Aim of the exercise
Find the lines that include the string "partajarea" and report how many there are. Give no other text.

Given information

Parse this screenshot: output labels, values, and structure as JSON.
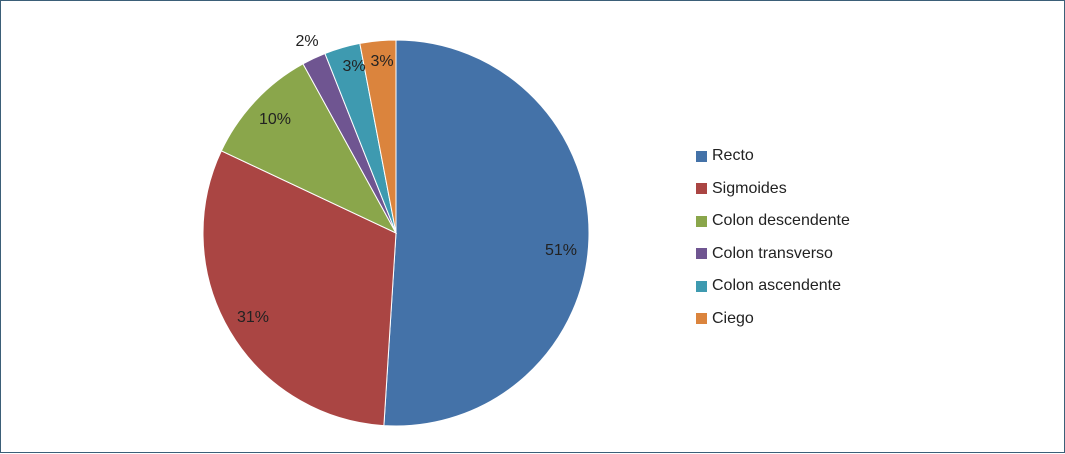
{
  "chart_data": {
    "type": "pie",
    "title": "",
    "start_angle_deg": 0,
    "direction": "clockwise",
    "legend_position": "right",
    "slices": [
      {
        "label": "Recto",
        "value": 51,
        "display": "51%",
        "color": "#4472a8"
      },
      {
        "label": "Sigmoides",
        "value": 31,
        "display": "31%",
        "color": "#aa4543"
      },
      {
        "label": "Colon descendente",
        "value": 10,
        "display": "10%",
        "color": "#8aa64b"
      },
      {
        "label": "Colon transverso",
        "value": 2,
        "display": "2%",
        "color": "#6f5591"
      },
      {
        "label": "Colon ascendente",
        "value": 3,
        "display": "3%",
        "color": "#3e9ab0"
      },
      {
        "label": "Ciego",
        "value": 3,
        "display": "3%",
        "color": "#db843d"
      }
    ]
  }
}
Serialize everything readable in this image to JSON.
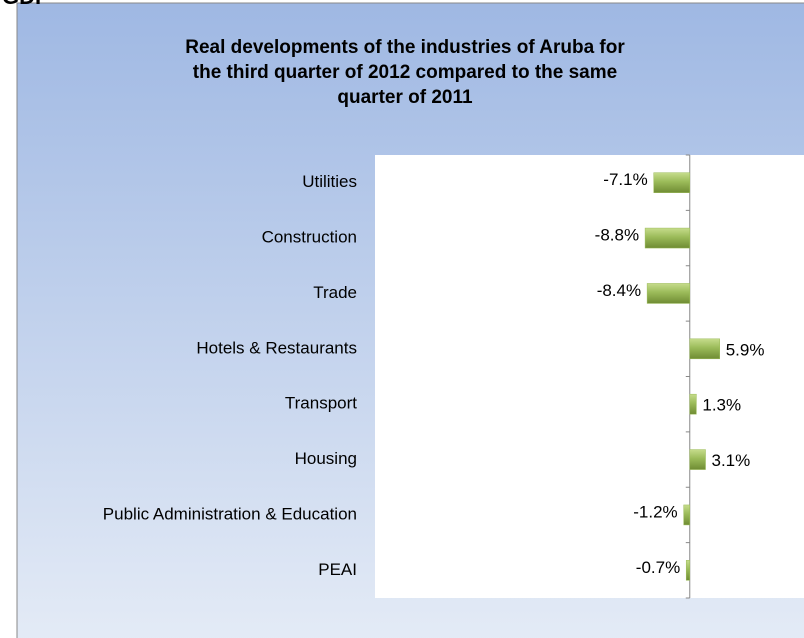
{
  "page_label": "GDP",
  "chart_data": {
    "type": "barh",
    "title": [
      "Real developments of the industries of Aruba for",
      "the third quarter of 2012 compared to the same",
      "quarter of 2011"
    ],
    "categories": [
      "Utilities",
      "Construction",
      "Trade",
      "Hotels & Restaurants",
      "Transport",
      "Housing",
      "Public Administration & Education",
      "PEAI"
    ],
    "values": [
      -7.1,
      -8.8,
      -8.4,
      5.9,
      1.3,
      3.1,
      -1.2,
      -0.7
    ],
    "value_labels": [
      "-7.1%",
      "-8.8%",
      "-8.4%",
      "5.9%",
      "1.3%",
      "3.1%",
      "-1.2%",
      "-0.7%"
    ],
    "color": "#9bbb59",
    "xlim": [
      -62,
      22.5
    ]
  }
}
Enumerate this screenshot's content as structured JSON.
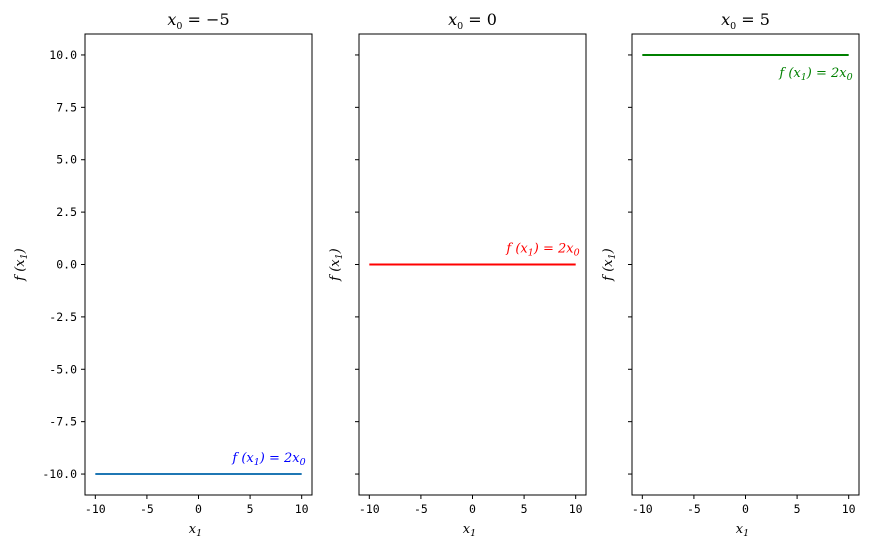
{
  "chart_data": [
    {
      "type": "line",
      "title": {
        "var": "x",
        "sub": "0",
        "rest": " = −5"
      },
      "xlabel": {
        "var": "x",
        "sub": "1"
      },
      "ylabel": {
        "var": "f (x",
        "sub": "1",
        "close": ")"
      },
      "xlim": [
        -11,
        11
      ],
      "ylim": [
        -11,
        11
      ],
      "xticks": [
        "-10",
        "-5",
        "0",
        "5",
        "10"
      ],
      "yticks": [
        "10.0",
        "7.5",
        "5.0",
        "2.5",
        "0.0",
        "-2.5",
        "-5.0",
        "-7.5",
        "-10.0"
      ],
      "show_ytick_labels": true,
      "grid": false,
      "series": [
        {
          "x": [
            -10,
            10
          ],
          "y": [
            -10,
            -10
          ],
          "color": "#1f77b4"
        }
      ],
      "annotation": {
        "pre": "f (x",
        "s1": "1",
        "mid": ") = 2x",
        "s2": "0",
        "x": 10,
        "y": -10,
        "position": "above",
        "color": "#0000ff"
      }
    },
    {
      "type": "line",
      "title": {
        "var": "x",
        "sub": "0",
        "rest": " = 0"
      },
      "xlabel": {
        "var": "x",
        "sub": "1"
      },
      "ylabel": {
        "var": "f (x",
        "sub": "1",
        "close": ")"
      },
      "xlim": [
        -11,
        11
      ],
      "ylim": [
        -11,
        11
      ],
      "xticks": [
        "-10",
        "-5",
        "0",
        "5",
        "10"
      ],
      "yticks": [
        "10.0",
        "7.5",
        "5.0",
        "2.5",
        "0.0",
        "-2.5",
        "-5.0",
        "-7.5",
        "-10.0"
      ],
      "show_ytick_labels": false,
      "grid": false,
      "series": [
        {
          "x": [
            -10,
            10
          ],
          "y": [
            0,
            0
          ],
          "color": "#ff0000"
        }
      ],
      "annotation": {
        "pre": "f (x",
        "s1": "1",
        "mid": ") = 2x",
        "s2": "0",
        "x": 10,
        "y": 0,
        "position": "above",
        "color": "#ff0000"
      }
    },
    {
      "type": "line",
      "title": {
        "var": "x",
        "sub": "0",
        "rest": " = 5"
      },
      "xlabel": {
        "var": "x",
        "sub": "1"
      },
      "ylabel": {
        "var": "f (x",
        "sub": "1",
        "close": ")"
      },
      "xlim": [
        -11,
        11
      ],
      "ylim": [
        -11,
        11
      ],
      "xticks": [
        "-10",
        "-5",
        "0",
        "5",
        "10"
      ],
      "yticks": [
        "10.0",
        "7.5",
        "5.0",
        "2.5",
        "0.0",
        "-2.5",
        "-5.0",
        "-7.5",
        "-10.0"
      ],
      "show_ytick_labels": false,
      "grid": false,
      "series": [
        {
          "x": [
            -10,
            10
          ],
          "y": [
            10,
            10
          ],
          "color": "#008000"
        }
      ],
      "annotation": {
        "pre": "f (x",
        "s1": "1",
        "mid": ") = 2x",
        "s2": "0",
        "x": 10,
        "y": 10,
        "position": "below",
        "color": "#008000"
      }
    }
  ]
}
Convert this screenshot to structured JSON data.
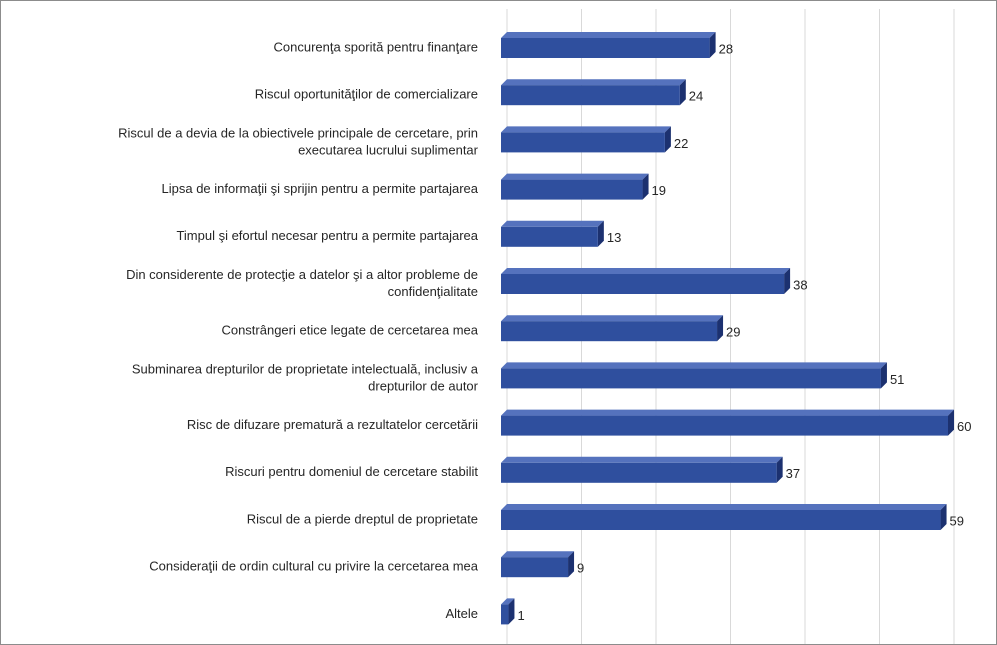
{
  "chart_data": {
    "type": "bar",
    "orientation": "horizontal",
    "categories": [
      [
        "Concurenţa sporită pentru finanţare"
      ],
      [
        "Riscul oportunităţilor de comercializare"
      ],
      [
        "Riscul de a devia de la obiectivele principale de cercetare, prin",
        "executarea lucrului suplimentar"
      ],
      [
        "Lipsa de informaţii şi sprijin pentru a permite partajarea"
      ],
      [
        "Timpul şi efortul necesar pentru a permite partajarea"
      ],
      [
        "Din considerente de protecţie a datelor şi a altor probleme de",
        "confidenţialitate"
      ],
      [
        "Constrângeri etice legate de cercetarea mea"
      ],
      [
        "Subminarea drepturilor de proprietate intelectuală, inclusiv a",
        "drepturilor de autor"
      ],
      [
        "Risc de difuzare prematură a rezultatelor cercetării"
      ],
      [
        "Riscuri pentru domeniul de cercetare stabilit"
      ],
      [
        "Riscul de a pierde dreptul de proprietate"
      ],
      [
        "Consideraţii de ordin cultural cu privire la cercetarea mea"
      ],
      [
        "Altele"
      ]
    ],
    "values": [
      28,
      24,
      22,
      19,
      13,
      38,
      29,
      51,
      60,
      37,
      59,
      9,
      1
    ],
    "data_labels": [
      "28",
      "24",
      "22",
      "19",
      "13",
      "38",
      "29",
      "51",
      "60",
      "37",
      "59",
      "9",
      "1"
    ],
    "xlim": [
      0,
      60
    ],
    "grid": true,
    "legend": "none",
    "style": "3d-bar"
  },
  "colors": {
    "bar_front": "#2f4f9e",
    "bar_top": "#5572bd",
    "bar_side": "#1c3170",
    "gridline": "#d9d9d9",
    "text": "#262626"
  }
}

Full solution
2